# What is needed
Return, word for word, every line from the first one down to and including the line that contains "delete-filter-item[interactable]: 🗑 Delete".

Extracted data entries
- - - - - - -

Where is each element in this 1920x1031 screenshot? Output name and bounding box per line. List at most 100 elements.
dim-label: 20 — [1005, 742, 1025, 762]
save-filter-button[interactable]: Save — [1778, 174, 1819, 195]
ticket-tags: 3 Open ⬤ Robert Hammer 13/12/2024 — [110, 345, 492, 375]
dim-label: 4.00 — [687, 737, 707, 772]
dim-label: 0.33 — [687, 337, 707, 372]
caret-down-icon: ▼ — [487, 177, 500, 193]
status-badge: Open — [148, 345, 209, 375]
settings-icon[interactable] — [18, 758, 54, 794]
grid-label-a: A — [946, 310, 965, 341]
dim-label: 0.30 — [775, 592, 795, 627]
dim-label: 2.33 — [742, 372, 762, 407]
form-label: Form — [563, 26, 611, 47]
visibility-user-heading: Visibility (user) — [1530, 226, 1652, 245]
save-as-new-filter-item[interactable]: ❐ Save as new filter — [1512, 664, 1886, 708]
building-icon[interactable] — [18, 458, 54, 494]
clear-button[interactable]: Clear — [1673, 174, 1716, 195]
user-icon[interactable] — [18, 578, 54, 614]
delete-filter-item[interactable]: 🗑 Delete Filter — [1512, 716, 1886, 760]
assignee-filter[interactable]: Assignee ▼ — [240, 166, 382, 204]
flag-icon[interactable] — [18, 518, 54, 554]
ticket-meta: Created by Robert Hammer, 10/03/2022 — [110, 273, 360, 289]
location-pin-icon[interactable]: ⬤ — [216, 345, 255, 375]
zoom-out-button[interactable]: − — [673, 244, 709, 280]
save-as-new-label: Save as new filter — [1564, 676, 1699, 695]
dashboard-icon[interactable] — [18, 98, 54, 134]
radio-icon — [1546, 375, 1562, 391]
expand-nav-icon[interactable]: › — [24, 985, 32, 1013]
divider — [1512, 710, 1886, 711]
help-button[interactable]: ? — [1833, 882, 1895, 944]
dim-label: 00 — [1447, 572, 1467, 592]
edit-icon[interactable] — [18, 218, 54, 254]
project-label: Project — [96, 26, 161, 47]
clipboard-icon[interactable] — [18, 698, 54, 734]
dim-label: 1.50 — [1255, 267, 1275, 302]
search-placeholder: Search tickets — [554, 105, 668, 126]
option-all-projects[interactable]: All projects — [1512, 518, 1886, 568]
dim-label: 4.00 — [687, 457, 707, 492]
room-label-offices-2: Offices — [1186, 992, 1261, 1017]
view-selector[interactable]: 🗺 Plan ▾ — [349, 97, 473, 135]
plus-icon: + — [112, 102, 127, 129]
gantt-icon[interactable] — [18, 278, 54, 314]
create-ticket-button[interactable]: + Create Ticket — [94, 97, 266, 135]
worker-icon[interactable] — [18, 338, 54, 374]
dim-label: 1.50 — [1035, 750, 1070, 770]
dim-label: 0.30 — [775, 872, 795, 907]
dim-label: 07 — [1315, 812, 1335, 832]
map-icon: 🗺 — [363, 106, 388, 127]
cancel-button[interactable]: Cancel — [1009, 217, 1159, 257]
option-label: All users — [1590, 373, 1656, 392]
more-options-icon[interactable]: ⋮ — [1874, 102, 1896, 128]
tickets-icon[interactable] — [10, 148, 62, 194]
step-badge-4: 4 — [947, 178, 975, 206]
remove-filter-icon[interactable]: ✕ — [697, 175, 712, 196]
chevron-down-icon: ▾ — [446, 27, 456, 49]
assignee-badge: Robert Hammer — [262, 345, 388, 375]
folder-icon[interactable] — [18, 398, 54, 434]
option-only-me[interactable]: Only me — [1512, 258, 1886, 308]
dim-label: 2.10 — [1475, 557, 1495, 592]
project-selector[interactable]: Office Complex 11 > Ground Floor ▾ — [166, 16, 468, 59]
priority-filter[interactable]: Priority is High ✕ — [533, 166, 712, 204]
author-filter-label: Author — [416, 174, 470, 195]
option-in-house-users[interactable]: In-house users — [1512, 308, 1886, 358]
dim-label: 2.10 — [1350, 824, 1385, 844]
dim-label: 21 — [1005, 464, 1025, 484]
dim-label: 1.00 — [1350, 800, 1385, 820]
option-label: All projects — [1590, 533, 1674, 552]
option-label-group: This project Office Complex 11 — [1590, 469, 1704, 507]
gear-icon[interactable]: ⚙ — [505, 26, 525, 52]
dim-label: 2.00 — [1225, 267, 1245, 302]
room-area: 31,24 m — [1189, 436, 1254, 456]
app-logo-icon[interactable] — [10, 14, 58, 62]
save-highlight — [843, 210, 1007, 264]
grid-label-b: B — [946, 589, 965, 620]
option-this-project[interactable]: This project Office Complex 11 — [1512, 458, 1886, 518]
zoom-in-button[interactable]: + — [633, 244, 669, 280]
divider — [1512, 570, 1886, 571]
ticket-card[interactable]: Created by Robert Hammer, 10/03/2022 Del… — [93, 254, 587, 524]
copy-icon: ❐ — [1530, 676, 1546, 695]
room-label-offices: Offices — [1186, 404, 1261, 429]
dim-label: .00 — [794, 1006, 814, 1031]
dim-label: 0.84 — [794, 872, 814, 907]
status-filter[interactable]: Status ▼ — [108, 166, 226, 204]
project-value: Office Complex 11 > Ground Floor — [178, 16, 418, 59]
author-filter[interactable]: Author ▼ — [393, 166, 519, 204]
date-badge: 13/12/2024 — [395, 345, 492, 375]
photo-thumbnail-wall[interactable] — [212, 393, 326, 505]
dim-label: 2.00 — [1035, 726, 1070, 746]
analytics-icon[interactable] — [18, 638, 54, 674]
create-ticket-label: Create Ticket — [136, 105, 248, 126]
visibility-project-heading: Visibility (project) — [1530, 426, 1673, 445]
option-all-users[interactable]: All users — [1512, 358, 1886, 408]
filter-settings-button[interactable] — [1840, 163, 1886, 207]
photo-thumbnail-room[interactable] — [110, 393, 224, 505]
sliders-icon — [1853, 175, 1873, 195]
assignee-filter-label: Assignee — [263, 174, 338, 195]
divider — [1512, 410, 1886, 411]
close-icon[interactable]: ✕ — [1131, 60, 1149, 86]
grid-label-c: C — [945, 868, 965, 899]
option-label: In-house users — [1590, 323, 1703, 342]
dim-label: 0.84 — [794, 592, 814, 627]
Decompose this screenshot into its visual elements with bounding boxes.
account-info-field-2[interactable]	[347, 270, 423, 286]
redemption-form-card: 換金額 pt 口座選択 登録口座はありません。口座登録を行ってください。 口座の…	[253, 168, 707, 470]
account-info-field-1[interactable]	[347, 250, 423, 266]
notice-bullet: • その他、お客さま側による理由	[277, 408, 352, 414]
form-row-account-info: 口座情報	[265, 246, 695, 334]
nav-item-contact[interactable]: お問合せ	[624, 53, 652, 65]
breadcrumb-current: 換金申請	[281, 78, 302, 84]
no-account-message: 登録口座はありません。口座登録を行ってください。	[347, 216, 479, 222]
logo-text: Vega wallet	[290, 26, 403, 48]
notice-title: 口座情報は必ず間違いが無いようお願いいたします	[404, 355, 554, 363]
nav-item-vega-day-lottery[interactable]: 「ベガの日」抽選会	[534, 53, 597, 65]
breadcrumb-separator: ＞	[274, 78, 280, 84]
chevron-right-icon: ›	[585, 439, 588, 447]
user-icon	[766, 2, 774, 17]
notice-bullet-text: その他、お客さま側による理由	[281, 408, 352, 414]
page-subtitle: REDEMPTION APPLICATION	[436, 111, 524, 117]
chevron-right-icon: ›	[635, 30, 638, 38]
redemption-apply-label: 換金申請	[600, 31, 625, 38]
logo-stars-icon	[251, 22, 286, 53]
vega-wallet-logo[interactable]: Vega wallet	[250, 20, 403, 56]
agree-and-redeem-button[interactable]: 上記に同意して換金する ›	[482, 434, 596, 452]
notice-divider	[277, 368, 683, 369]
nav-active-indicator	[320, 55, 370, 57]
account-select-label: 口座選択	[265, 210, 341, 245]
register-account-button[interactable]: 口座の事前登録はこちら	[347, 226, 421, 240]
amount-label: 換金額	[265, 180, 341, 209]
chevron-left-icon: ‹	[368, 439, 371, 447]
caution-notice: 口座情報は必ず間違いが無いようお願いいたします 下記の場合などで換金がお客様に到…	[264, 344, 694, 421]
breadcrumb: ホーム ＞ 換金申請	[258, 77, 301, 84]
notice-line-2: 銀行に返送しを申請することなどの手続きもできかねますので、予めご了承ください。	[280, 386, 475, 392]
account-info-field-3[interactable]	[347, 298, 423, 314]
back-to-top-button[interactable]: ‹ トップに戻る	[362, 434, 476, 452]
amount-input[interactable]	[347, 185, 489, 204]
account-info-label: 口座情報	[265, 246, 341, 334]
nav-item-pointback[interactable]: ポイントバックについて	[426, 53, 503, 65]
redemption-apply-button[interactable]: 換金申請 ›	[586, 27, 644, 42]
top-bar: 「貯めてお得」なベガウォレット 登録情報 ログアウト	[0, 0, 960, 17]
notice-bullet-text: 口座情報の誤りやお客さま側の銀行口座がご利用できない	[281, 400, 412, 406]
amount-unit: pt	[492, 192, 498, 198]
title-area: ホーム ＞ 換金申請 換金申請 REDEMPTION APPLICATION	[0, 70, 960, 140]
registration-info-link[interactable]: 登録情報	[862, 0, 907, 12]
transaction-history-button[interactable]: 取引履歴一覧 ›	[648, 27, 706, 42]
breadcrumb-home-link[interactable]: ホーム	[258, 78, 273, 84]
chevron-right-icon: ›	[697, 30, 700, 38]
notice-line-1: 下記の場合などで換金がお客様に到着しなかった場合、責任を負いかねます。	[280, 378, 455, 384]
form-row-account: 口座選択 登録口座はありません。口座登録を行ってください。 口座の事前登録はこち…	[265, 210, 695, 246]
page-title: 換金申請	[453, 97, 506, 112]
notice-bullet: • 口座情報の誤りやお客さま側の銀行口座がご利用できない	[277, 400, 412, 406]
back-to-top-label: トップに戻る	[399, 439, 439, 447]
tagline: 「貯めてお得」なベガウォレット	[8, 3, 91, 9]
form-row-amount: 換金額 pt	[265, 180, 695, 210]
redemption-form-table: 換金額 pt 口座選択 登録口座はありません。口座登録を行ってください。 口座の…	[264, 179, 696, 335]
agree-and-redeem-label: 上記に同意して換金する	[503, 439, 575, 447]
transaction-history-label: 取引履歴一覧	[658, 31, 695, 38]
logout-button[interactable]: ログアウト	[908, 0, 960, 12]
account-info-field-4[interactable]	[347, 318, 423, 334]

- - - - - - -

# Full answer
Where is each element in this 1920x1031 screenshot? Output name and bounding box per line. List at most 100 elements.
dim-label: 20 — [1005, 742, 1025, 762]
save-filter-button[interactable]: Save — [1778, 174, 1819, 195]
ticket-tags: 3 Open ⬤ Robert Hammer 13/12/2024 — [110, 345, 492, 375]
dim-label: 4.00 — [687, 737, 707, 772]
dim-label: 0.33 — [687, 337, 707, 372]
caret-down-icon: ▼ — [487, 177, 500, 193]
status-badge: Open — [148, 345, 209, 375]
settings-icon[interactable] — [18, 758, 54, 794]
grid-label-a: A — [946, 310, 965, 341]
dim-label: 0.30 — [775, 592, 795, 627]
dim-label: 2.33 — [742, 372, 762, 407]
form-label: Form — [563, 26, 611, 47]
visibility-user-heading: Visibility (user) — [1530, 226, 1652, 245]
save-as-new-filter-item[interactable]: ❐ Save as new filter — [1512, 664, 1886, 708]
building-icon[interactable] — [18, 458, 54, 494]
clear-button[interactable]: Clear — [1673, 174, 1716, 195]
user-icon[interactable] — [18, 578, 54, 614]
delete-filter-item[interactable]: 🗑 Delete Filter — [1512, 716, 1886, 760]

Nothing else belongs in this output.